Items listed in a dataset
** BEGIN **
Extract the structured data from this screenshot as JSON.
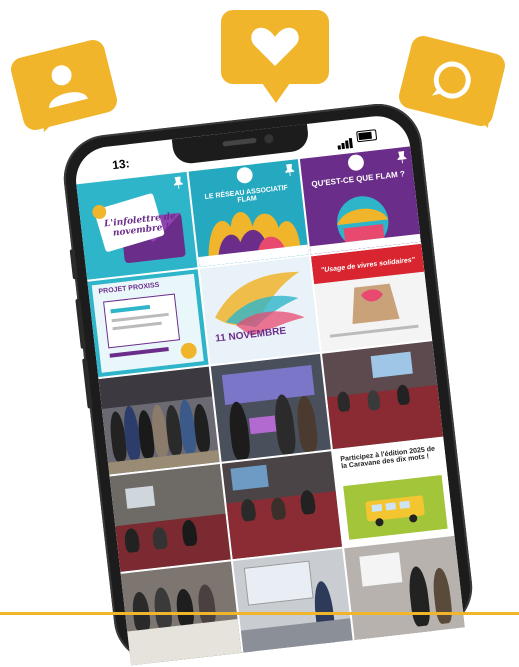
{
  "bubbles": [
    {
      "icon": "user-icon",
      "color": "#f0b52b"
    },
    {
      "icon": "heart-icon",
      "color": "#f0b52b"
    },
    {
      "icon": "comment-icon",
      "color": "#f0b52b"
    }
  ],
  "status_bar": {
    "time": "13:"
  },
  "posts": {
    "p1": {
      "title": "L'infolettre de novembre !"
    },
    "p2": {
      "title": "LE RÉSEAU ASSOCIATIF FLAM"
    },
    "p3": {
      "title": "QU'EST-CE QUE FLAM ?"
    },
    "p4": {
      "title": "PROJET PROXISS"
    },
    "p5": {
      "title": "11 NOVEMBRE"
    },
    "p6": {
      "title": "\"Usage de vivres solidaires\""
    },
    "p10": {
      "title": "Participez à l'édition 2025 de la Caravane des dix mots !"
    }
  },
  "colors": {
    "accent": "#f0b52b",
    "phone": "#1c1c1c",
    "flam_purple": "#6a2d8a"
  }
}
** END **
** BEGIN **
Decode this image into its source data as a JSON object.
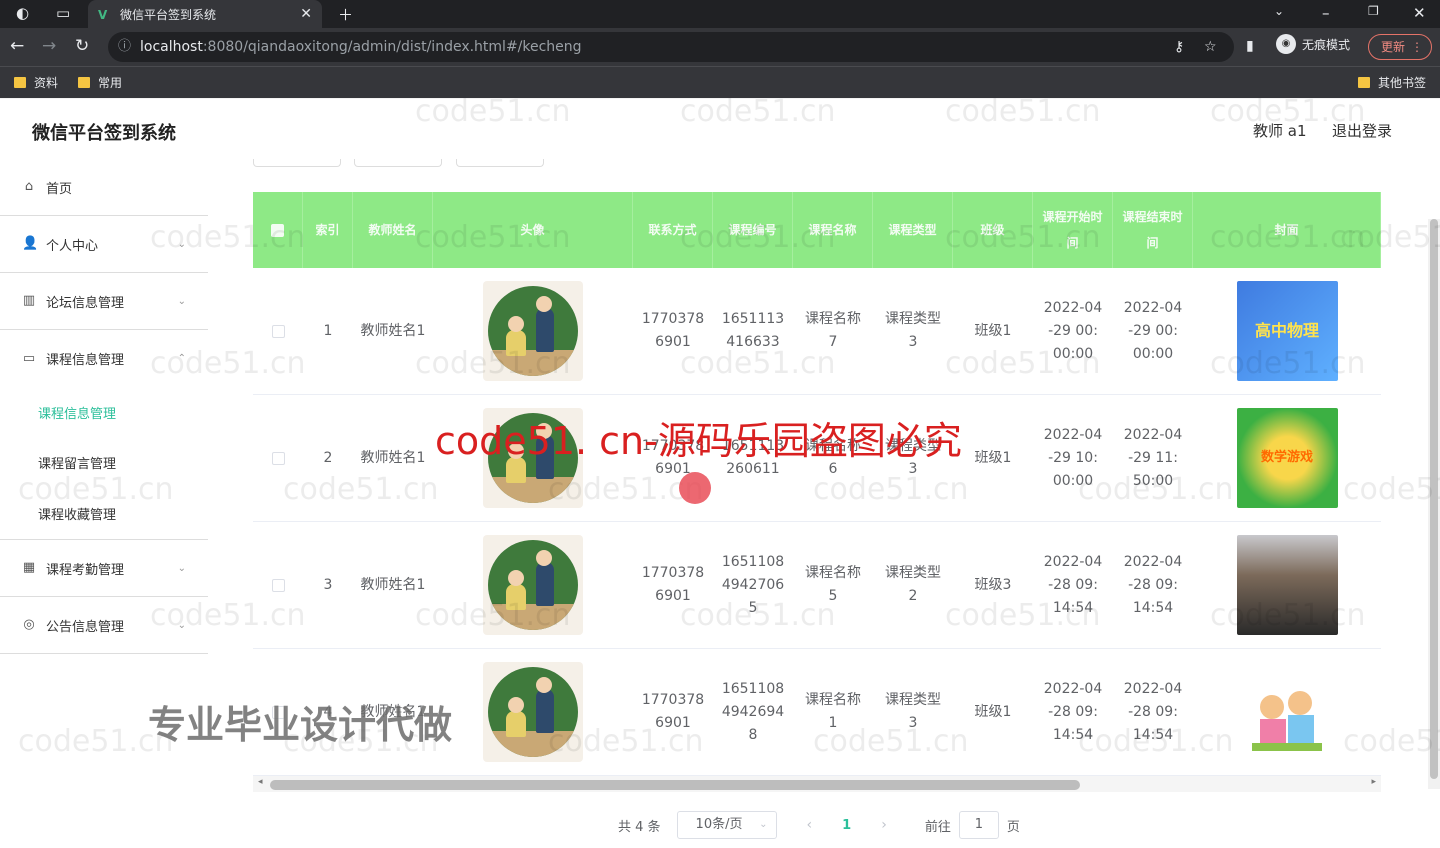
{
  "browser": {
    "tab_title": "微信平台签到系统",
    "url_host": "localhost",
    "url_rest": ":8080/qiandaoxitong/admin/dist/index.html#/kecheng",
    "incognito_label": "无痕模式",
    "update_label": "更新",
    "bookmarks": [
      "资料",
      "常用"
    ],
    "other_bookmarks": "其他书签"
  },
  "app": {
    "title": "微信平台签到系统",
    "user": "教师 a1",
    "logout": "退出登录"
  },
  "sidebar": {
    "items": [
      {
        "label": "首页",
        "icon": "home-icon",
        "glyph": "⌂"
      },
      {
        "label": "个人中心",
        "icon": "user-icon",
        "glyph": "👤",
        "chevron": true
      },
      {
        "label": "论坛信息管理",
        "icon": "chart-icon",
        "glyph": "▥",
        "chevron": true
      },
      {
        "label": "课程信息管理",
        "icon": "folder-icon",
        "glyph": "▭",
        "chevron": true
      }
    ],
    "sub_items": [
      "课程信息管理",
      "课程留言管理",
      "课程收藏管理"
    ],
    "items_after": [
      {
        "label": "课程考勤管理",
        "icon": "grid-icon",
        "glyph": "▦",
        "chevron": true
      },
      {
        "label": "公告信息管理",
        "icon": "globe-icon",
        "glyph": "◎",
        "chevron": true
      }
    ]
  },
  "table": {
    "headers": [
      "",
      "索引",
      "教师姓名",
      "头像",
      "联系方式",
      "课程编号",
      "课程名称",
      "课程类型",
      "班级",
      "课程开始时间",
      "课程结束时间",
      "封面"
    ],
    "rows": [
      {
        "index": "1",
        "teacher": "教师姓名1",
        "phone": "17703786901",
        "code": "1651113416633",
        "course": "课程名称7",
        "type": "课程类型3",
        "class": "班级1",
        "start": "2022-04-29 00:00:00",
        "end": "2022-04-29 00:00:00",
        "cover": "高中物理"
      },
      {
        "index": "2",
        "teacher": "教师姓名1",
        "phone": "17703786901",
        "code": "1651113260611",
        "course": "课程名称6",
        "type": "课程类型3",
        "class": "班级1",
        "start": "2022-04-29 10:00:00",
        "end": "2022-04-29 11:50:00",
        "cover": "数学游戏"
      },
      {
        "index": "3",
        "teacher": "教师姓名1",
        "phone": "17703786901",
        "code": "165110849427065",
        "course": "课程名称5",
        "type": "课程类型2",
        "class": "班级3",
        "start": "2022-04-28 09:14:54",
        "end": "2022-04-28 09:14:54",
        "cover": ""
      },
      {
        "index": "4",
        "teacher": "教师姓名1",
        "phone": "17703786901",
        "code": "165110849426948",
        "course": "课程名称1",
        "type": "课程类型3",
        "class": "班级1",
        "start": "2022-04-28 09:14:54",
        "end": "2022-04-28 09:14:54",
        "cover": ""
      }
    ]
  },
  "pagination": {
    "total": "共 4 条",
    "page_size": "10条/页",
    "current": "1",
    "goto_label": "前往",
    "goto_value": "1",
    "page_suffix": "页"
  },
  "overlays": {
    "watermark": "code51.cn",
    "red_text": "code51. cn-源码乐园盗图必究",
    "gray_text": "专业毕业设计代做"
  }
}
** END **
** BEGIN **
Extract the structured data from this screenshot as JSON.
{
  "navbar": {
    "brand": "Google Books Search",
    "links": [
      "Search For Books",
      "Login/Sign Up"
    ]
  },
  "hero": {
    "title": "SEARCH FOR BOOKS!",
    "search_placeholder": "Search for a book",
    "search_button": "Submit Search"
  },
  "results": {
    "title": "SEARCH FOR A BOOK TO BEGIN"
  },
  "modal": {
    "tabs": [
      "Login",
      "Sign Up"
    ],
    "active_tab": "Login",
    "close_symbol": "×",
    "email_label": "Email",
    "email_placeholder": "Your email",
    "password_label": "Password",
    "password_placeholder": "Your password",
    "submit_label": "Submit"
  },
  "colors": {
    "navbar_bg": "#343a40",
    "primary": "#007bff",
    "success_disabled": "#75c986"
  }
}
** END **
> Brief
Copy each line of the records containing the string "start".

> Worked answer
        "start": "2022-04-29 00:00:00",
        "start": "2022-04-29 10:00:00",
        "start": "2022-04-28 09:14:54",
        "start": "2022-04-28 09:14:54",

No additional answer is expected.